EXERCISE PROMPT:
Could you print every record below exactly as it appears?

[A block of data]
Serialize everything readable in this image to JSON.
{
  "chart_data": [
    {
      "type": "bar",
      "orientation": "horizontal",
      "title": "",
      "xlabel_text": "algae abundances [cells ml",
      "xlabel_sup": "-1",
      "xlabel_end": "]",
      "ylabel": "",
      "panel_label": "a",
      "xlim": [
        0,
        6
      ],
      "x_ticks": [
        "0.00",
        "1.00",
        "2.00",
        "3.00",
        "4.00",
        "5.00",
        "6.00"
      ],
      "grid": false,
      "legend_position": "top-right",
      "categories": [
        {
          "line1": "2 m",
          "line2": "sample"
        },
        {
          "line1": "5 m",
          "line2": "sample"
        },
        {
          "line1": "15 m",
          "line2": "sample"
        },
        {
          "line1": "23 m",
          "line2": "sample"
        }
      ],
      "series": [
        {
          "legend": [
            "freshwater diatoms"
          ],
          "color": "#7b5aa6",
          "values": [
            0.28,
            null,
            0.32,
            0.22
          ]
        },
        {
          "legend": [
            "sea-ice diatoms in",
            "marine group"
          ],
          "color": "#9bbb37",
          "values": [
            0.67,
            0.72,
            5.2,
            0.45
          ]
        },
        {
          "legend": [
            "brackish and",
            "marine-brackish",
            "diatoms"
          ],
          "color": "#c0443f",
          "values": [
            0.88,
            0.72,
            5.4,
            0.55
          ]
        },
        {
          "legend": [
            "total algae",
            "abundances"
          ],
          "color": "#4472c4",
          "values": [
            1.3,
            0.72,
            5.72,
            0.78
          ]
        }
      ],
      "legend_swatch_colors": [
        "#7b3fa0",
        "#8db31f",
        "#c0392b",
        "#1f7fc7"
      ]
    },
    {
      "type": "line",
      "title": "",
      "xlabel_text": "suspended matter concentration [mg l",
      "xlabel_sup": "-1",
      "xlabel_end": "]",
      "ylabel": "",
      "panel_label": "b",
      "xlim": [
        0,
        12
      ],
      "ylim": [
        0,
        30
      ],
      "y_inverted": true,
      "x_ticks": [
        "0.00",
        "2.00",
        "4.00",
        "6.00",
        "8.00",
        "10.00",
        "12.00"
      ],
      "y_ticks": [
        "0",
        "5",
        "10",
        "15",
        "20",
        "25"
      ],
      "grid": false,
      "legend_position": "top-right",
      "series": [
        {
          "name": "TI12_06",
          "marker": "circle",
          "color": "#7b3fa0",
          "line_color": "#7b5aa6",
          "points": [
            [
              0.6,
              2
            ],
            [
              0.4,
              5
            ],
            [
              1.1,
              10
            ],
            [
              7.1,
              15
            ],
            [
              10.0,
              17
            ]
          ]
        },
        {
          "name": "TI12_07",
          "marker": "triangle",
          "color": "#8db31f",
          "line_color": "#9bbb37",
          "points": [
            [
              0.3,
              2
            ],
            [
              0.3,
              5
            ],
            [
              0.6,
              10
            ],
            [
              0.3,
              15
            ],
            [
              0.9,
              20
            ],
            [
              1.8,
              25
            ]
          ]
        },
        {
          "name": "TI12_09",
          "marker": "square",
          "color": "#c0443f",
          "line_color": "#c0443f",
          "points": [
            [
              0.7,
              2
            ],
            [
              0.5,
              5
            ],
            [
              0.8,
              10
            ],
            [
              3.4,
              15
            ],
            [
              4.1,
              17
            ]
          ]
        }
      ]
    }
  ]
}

SOLUTION:
Serialize everything readable in this image to JSON.
{
  "chart_data": [
    {
      "type": "bar",
      "orientation": "horizontal",
      "title": "",
      "xlabel_text": "algae abundances [cells ml",
      "xlabel_sup": "-1",
      "xlabel_end": "]",
      "ylabel": "",
      "panel_label": "a",
      "xlim": [
        0,
        6
      ],
      "x_ticks": [
        "0.00",
        "1.00",
        "2.00",
        "3.00",
        "4.00",
        "5.00",
        "6.00"
      ],
      "grid": false,
      "legend_position": "top-right",
      "categories": [
        {
          "line1": "2 m",
          "line2": "sample"
        },
        {
          "line1": "5 m",
          "line2": "sample"
        },
        {
          "line1": "15 m",
          "line2": "sample"
        },
        {
          "line1": "23 m",
          "line2": "sample"
        }
      ],
      "series": [
        {
          "legend": [
            "freshwater diatoms"
          ],
          "color": "#7b5aa6",
          "values": [
            0.28,
            null,
            0.32,
            0.22
          ]
        },
        {
          "legend": [
            "sea-ice diatoms in",
            "marine group"
          ],
          "color": "#9bbb37",
          "values": [
            0.67,
            0.72,
            5.2,
            0.45
          ]
        },
        {
          "legend": [
            "brackish and",
            "marine-brackish",
            "diatoms"
          ],
          "color": "#c0443f",
          "values": [
            0.88,
            0.72,
            5.4,
            0.55
          ]
        },
        {
          "legend": [
            "total algae",
            "abundances"
          ],
          "color": "#4472c4",
          "values": [
            1.3,
            0.72,
            5.72,
            0.78
          ]
        }
      ],
      "legend_swatch_colors": [
        "#7b3fa0",
        "#8db31f",
        "#c0392b",
        "#1f7fc7"
      ]
    },
    {
      "type": "line",
      "title": "",
      "xlabel_text": "suspended matter concentration [mg l",
      "xlabel_sup": "-1",
      "xlabel_end": "]",
      "ylabel": "",
      "panel_label": "b",
      "xlim": [
        0,
        12
      ],
      "ylim": [
        0,
        30
      ],
      "y_inverted": true,
      "x_ticks": [
        "0.00",
        "2.00",
        "4.00",
        "6.00",
        "8.00",
        "10.00",
        "12.00"
      ],
      "y_ticks": [
        "0",
        "5",
        "10",
        "15",
        "20",
        "25"
      ],
      "grid": false,
      "legend_position": "top-right",
      "series": [
        {
          "name": "TI12_06",
          "marker": "circle",
          "color": "#7b3fa0",
          "line_color": "#7b5aa6",
          "points": [
            [
              0.6,
              2
            ],
            [
              0.4,
              5
            ],
            [
              1.1,
              10
            ],
            [
              7.1,
              15
            ],
            [
              10.0,
              17
            ]
          ]
        },
        {
          "name": "TI12_07",
          "marker": "triangle",
          "color": "#8db31f",
          "line_color": "#9bbb37",
          "points": [
            [
              0.3,
              2
            ],
            [
              0.3,
              5
            ],
            [
              0.6,
              10
            ],
            [
              0.3,
              15
            ],
            [
              0.9,
              20
            ],
            [
              1.8,
              25
            ]
          ]
        },
        {
          "name": "TI12_09",
          "marker": "square",
          "color": "#c0443f",
          "line_color": "#c0443f",
          "points": [
            [
              0.7,
              2
            ],
            [
              0.5,
              5
            ],
            [
              0.8,
              10
            ],
            [
              3.4,
              15
            ],
            [
              4.1,
              17
            ]
          ]
        }
      ]
    }
  ]
}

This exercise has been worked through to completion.